Exercise description
List each line of the data in which the string "folding" appears.

================

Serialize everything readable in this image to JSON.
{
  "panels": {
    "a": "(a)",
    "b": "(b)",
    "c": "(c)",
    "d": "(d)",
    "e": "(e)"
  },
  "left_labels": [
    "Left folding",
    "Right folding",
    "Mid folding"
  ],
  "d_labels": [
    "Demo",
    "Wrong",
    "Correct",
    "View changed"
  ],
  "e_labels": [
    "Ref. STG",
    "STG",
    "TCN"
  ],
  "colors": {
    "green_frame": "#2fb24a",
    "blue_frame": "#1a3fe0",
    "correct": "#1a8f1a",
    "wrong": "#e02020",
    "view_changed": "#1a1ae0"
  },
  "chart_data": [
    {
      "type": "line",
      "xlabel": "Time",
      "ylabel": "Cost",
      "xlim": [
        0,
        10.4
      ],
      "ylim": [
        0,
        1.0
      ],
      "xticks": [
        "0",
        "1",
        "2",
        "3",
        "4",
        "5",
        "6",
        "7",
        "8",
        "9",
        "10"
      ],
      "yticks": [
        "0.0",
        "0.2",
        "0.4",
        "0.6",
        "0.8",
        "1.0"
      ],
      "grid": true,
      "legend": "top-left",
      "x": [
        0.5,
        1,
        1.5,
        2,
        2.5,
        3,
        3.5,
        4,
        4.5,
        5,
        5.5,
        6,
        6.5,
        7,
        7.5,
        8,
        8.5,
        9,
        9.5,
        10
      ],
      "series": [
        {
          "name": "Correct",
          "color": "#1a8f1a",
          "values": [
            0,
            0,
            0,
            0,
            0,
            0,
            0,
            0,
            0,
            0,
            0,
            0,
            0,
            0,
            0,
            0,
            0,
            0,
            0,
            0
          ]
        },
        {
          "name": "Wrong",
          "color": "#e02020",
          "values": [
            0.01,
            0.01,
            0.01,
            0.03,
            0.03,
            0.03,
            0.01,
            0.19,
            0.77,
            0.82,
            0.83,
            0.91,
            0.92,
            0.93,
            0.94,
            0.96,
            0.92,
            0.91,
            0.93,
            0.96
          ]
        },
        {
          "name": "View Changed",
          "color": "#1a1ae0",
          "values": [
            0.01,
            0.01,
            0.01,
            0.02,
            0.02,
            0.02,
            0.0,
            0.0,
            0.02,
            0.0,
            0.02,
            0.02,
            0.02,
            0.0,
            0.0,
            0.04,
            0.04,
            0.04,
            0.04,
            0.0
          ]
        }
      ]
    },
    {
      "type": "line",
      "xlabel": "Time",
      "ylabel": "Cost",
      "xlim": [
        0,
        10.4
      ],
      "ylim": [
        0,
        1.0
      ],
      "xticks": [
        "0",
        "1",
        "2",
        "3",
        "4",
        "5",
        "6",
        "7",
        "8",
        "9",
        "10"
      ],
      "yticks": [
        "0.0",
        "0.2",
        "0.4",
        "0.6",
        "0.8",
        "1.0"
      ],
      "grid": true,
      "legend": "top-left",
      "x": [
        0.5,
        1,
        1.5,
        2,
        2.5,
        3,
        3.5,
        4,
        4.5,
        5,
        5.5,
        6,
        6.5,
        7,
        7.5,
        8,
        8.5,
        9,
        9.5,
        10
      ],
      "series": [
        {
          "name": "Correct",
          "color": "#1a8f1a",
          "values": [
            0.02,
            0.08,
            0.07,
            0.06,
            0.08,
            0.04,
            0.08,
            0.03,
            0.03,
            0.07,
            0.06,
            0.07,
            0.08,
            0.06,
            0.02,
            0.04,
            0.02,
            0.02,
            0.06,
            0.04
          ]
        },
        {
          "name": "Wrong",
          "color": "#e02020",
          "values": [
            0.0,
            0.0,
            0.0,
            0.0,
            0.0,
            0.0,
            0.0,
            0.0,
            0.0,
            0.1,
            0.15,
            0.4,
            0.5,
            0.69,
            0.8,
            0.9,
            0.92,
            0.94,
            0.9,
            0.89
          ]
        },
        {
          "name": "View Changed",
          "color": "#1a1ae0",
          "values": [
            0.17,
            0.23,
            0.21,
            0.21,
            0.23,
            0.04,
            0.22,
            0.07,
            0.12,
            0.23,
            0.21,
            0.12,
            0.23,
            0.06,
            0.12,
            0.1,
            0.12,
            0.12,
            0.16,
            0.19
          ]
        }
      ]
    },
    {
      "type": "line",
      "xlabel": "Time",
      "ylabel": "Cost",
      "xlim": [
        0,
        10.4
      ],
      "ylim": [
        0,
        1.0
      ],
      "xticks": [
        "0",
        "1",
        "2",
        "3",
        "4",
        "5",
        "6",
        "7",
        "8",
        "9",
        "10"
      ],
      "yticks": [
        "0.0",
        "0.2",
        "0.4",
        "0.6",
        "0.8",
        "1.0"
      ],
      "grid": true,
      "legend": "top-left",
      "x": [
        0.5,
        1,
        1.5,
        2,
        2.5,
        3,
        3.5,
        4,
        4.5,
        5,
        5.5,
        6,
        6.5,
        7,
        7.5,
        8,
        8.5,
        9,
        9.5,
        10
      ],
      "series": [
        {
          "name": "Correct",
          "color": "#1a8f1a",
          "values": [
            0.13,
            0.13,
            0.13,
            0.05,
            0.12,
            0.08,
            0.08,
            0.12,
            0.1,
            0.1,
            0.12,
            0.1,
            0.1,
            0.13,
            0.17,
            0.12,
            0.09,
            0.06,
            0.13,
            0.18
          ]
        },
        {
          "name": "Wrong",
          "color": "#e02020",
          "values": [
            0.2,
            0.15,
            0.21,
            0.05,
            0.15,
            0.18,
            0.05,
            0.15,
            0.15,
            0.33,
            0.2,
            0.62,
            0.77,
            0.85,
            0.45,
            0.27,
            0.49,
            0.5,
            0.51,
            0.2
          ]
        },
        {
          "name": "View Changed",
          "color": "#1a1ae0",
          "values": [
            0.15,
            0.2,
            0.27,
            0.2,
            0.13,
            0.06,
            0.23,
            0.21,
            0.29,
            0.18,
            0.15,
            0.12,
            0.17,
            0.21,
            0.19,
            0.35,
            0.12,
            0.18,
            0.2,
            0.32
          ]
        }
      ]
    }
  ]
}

================

Worked solution
    "Left folding",
    "Right folding",
    "Mid folding"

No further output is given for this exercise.